ESTRATTO DEL DOCUMENTO:
----------------

Ho usato la salazopirina per circa 3 anni, poi ha smesso di funzionare e sono passato all’indometacina che con i suoi effetti collaterali mi costringeva a trascorrere i pomeriggi sul letto a fissare il soffitto, infine sono approdato al chemioterapico Methotraxate, il tutto sempre con l’aggiunta di svariati tipi di antinfiammatori che assumevo più volte al giorno. Niente ha mai veramente funzionato. Le varie riacutizzazioni della malattia mi avevano portato dolori in nuove zone, le dita dei piedi e la schiena, e l’obiettivo principale non era più la guarigione ma soltanto il miglioramento.
Erano ormai passati 7 anni, io ne avevo quasi 27 e da tempo mi ero fatto una ragione della mia malattia. Continuavo a sforzarmi di essere positivo, anche per le persone che mi stavano intorno, non volevo che la mia famiglia soffrisse troppo nel vedermi in quelle condizioni.
E poi un giorno è cambiato tutto.

----------------

ISTRUZIONI DEL COMPITO:
Nell'estratto del documento sulla malattia, quale farmaco ha sostituito la salazopirina quando questa ha smesso di funzionare? Le voci che seguono sono materiale distinto dall'estratto del documento.

DATI ESTRATTI:
----------------

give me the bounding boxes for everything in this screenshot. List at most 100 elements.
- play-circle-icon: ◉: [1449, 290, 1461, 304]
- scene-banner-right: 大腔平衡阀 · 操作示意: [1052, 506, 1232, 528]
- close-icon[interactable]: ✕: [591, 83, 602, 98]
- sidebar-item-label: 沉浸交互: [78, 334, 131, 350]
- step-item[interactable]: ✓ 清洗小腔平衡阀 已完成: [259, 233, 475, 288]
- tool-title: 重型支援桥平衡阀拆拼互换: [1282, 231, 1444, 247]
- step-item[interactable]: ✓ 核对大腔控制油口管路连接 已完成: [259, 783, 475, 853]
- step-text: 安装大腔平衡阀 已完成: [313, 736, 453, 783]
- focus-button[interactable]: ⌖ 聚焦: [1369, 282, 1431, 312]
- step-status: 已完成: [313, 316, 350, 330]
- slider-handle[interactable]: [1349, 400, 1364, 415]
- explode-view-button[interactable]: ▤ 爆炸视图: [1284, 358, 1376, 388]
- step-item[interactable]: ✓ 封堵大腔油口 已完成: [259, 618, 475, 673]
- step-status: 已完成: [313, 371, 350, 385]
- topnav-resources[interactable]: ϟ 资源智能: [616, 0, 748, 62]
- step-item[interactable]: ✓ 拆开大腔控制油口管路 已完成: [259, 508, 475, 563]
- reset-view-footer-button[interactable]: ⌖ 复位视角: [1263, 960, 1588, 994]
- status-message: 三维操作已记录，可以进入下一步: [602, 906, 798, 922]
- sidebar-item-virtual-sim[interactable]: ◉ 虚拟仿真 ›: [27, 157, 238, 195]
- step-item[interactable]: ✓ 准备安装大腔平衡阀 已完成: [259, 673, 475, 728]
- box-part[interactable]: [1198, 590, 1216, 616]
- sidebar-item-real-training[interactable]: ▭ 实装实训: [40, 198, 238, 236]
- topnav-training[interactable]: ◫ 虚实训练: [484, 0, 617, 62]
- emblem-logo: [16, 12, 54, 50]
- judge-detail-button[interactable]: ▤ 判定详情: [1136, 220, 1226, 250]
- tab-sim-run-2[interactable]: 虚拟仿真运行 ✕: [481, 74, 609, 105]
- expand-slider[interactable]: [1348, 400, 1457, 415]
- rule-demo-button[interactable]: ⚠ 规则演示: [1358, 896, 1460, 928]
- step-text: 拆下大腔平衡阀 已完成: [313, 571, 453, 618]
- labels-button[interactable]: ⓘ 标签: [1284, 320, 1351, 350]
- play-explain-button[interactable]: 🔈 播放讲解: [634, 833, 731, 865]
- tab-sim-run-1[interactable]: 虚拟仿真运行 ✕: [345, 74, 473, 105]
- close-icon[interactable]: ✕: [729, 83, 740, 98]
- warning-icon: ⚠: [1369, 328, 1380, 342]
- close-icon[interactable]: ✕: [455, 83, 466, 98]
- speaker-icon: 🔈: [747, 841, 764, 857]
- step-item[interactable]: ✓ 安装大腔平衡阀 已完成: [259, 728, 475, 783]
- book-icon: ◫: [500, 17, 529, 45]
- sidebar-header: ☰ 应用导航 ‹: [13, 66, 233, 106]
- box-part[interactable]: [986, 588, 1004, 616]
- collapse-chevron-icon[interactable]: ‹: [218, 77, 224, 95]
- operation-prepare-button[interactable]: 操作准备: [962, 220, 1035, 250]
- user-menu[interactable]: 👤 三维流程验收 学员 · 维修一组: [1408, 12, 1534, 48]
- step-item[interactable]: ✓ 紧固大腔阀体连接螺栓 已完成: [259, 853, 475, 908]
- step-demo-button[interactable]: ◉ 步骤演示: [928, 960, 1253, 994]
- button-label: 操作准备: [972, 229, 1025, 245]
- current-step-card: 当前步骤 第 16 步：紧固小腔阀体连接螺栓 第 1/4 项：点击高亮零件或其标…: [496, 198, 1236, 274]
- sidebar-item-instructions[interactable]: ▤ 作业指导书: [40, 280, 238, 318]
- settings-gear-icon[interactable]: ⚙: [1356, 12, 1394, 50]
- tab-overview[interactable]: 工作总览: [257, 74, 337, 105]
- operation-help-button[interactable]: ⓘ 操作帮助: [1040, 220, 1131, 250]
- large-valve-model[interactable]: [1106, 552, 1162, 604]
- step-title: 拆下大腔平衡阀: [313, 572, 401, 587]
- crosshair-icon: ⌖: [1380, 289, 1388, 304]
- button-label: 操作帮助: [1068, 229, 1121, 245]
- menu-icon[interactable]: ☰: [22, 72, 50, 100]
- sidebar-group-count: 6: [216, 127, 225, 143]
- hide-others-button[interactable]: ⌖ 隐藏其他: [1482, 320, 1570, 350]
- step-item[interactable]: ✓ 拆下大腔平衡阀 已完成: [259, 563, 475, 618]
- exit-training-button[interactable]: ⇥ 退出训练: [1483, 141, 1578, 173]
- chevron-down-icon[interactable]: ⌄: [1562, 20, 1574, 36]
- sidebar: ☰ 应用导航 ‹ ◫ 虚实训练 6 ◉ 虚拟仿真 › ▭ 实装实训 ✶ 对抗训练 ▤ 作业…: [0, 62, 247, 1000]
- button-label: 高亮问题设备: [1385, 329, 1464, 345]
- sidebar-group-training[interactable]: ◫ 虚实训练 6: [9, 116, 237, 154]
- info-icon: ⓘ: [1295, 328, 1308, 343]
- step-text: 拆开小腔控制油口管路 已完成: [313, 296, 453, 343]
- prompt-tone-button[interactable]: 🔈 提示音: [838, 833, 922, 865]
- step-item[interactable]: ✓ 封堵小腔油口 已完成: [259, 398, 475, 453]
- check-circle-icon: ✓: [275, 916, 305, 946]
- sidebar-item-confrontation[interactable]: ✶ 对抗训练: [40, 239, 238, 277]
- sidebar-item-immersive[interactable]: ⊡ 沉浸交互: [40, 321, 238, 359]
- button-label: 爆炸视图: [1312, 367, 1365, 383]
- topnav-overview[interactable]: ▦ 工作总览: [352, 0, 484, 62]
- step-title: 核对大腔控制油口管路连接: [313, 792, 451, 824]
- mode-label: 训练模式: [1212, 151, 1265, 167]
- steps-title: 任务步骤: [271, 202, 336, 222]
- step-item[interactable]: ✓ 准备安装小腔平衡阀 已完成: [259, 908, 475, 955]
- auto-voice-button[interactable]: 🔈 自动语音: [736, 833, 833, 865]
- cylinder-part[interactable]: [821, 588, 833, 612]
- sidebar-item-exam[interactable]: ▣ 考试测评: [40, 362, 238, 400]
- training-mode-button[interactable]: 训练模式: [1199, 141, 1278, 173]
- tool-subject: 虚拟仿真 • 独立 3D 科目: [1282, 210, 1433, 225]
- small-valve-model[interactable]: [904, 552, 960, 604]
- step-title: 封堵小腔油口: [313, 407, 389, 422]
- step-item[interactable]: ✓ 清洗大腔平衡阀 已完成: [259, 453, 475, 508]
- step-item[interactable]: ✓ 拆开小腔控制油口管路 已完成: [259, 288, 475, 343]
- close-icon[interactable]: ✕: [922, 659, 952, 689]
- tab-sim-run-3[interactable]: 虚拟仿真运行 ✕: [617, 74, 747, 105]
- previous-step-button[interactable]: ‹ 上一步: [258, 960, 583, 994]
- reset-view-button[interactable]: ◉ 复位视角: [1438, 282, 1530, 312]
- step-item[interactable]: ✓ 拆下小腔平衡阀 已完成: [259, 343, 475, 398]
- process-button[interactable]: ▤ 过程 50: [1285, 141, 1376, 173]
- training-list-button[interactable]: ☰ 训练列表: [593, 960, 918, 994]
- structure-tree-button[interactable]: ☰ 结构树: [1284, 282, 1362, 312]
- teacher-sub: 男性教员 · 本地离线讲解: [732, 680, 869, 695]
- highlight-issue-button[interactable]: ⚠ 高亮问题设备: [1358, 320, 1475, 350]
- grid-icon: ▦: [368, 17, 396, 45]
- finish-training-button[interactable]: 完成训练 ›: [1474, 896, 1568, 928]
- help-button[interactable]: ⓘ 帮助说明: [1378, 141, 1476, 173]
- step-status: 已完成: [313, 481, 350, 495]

----------------

RISULTATO ATTESO:
L'indometacina.